[Dataset rows about figures]
+++

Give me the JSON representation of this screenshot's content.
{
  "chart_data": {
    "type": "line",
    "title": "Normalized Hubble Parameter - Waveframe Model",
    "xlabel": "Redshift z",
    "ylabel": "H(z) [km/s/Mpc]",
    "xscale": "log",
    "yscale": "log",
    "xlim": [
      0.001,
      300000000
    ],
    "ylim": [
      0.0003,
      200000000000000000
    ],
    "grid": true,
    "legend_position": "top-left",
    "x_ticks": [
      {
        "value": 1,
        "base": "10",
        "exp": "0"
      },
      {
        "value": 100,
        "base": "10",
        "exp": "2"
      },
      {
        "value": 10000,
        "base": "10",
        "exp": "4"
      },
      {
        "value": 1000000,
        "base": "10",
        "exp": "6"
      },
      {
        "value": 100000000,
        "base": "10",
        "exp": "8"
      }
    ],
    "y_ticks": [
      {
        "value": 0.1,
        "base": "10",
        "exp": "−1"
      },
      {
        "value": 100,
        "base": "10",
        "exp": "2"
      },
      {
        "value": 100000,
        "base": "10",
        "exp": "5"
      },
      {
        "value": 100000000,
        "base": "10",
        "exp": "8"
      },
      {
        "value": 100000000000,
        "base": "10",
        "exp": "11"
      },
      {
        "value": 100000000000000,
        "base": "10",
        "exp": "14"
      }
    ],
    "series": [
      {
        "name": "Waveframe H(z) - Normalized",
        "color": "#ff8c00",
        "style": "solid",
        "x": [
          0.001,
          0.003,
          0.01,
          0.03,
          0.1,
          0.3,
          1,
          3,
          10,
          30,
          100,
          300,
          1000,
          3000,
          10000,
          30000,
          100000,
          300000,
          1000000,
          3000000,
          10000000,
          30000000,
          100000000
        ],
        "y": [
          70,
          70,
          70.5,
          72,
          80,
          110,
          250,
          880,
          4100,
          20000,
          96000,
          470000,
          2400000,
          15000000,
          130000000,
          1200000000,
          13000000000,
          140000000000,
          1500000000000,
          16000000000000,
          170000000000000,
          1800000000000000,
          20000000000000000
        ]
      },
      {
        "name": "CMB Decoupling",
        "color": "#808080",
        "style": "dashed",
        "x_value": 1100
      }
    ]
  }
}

+++

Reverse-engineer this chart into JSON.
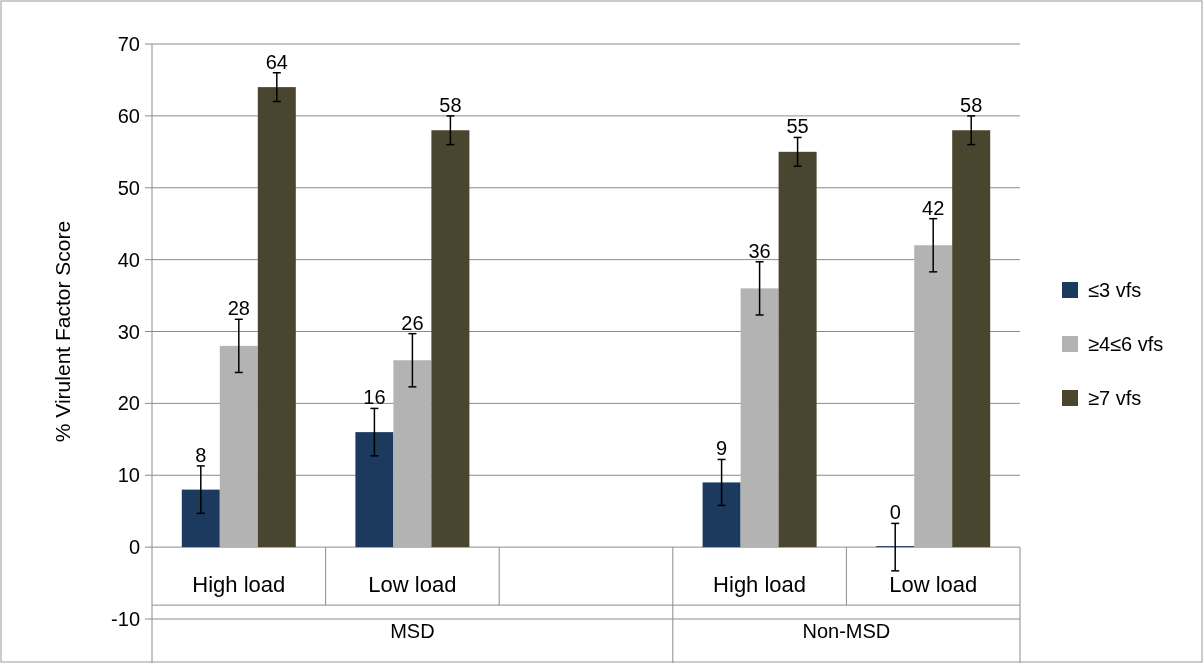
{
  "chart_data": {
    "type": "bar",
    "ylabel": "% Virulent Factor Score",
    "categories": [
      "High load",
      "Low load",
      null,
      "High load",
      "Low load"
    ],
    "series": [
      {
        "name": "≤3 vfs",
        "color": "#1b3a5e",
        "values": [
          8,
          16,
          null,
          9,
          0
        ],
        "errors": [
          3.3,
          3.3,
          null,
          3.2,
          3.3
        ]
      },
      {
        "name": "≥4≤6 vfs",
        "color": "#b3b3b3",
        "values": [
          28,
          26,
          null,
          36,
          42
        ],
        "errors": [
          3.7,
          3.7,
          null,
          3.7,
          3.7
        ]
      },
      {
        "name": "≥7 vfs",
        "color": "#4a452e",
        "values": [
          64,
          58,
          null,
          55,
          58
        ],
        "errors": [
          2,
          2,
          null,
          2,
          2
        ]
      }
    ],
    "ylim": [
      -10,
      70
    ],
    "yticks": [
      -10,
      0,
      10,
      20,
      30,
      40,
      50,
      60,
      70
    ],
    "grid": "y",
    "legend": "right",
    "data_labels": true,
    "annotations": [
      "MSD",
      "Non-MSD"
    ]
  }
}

+++

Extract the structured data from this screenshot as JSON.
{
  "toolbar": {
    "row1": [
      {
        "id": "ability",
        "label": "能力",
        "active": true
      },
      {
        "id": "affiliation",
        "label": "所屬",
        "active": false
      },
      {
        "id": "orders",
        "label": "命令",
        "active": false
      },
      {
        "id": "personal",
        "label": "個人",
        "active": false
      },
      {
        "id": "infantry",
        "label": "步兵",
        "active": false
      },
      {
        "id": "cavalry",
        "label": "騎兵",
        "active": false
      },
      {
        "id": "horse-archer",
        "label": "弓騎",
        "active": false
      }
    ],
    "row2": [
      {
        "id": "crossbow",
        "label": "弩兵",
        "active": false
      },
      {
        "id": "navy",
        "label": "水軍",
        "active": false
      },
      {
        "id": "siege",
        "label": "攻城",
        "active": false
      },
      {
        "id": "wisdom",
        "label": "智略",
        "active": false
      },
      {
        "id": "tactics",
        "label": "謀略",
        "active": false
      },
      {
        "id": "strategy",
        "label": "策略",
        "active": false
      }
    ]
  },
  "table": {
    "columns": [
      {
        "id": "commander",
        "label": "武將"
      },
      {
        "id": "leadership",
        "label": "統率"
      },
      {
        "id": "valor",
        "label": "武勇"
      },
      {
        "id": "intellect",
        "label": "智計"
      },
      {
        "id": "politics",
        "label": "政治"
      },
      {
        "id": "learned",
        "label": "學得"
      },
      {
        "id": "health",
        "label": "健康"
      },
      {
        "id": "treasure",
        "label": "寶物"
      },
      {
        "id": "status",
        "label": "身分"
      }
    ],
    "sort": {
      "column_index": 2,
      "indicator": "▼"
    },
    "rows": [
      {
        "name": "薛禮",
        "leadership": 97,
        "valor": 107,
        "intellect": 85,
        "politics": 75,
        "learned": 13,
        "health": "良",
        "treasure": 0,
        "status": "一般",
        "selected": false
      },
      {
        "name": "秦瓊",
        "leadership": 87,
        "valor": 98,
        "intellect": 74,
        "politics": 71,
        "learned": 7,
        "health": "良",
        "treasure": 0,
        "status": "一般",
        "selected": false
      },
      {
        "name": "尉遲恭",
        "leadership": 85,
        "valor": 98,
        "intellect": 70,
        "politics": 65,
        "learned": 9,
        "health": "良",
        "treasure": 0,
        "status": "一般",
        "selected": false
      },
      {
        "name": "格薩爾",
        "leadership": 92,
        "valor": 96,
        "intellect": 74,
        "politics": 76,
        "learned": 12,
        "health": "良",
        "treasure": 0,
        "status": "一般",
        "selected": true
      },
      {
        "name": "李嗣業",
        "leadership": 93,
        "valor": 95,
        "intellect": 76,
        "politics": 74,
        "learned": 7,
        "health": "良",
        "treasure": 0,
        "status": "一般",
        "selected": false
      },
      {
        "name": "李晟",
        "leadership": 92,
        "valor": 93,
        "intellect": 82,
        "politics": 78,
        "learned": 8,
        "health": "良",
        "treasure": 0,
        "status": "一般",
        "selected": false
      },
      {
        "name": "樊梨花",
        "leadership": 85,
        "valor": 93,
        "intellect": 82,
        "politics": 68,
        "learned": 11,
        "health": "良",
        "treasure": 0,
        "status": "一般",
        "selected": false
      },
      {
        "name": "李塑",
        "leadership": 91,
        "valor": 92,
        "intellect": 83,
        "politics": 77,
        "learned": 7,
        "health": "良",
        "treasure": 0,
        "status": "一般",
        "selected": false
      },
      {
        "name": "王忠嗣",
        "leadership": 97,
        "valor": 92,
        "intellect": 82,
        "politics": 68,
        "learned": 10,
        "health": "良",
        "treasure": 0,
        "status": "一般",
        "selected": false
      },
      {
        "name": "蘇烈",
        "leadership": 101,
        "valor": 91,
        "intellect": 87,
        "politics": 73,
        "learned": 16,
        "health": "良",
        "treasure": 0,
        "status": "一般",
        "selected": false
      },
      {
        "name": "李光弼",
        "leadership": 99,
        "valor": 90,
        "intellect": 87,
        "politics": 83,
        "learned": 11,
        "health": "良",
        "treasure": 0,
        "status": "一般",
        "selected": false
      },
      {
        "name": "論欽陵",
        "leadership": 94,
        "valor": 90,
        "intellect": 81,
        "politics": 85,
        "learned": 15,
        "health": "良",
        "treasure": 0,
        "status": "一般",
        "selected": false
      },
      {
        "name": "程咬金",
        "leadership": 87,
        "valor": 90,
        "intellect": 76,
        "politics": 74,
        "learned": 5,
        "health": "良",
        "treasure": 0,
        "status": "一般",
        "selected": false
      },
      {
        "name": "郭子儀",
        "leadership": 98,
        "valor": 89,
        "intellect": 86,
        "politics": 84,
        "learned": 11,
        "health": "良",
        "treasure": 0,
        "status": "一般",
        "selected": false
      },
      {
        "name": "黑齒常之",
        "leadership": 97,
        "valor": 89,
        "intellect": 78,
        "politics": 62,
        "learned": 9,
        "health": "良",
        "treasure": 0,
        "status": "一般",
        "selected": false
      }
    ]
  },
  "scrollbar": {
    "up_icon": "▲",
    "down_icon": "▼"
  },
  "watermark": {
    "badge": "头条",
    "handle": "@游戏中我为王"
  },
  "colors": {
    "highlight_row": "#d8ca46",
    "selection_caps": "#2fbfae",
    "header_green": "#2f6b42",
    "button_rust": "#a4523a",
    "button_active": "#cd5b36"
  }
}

+++

__Work to complete__: Working from the entries above, return all lines that contain "Normalized".

__Answer below__:
    "title": "Normalized Hubble Parameter - Waveframe Model",
        "name": "Waveframe H(z) - Normalized",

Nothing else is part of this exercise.